● Aim of the exercise
Which lines hold the word "break"? Copy each of them.

● Information shown
☆ ☆ ☆ ☆ ☆

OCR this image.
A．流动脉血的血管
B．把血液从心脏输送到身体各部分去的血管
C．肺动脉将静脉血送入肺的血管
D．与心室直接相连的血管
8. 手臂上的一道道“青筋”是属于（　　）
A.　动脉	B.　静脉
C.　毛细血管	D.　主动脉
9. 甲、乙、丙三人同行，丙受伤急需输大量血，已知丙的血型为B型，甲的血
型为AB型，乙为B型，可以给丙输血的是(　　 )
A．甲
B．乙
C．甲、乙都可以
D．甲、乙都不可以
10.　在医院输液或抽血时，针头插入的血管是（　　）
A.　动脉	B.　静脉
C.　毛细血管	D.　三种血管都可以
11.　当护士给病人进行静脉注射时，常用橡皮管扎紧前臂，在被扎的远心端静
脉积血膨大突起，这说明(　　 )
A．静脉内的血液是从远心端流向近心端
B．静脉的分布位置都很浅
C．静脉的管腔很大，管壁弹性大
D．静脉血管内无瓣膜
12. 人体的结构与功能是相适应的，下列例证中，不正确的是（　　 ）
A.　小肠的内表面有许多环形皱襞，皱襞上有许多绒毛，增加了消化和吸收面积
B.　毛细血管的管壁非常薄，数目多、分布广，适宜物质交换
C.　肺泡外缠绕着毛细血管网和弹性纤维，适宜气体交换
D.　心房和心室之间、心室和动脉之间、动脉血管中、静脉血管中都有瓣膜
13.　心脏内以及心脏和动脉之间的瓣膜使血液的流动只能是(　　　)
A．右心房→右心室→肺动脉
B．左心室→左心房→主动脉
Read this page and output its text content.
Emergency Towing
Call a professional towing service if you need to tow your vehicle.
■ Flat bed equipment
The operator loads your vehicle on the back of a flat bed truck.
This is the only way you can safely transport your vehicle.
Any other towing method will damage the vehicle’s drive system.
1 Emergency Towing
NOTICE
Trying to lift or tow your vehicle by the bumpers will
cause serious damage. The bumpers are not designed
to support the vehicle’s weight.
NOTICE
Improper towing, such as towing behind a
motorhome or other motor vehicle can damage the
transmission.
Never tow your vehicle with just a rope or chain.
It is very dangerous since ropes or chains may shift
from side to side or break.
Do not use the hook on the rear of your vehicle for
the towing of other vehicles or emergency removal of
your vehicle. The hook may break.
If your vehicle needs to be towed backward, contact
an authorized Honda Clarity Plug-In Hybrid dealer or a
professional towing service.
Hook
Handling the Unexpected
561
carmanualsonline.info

☆ ☆ ☆ ☆ ☆

● Exercise answer
from side to side or break.
your vehicle. The hook may break.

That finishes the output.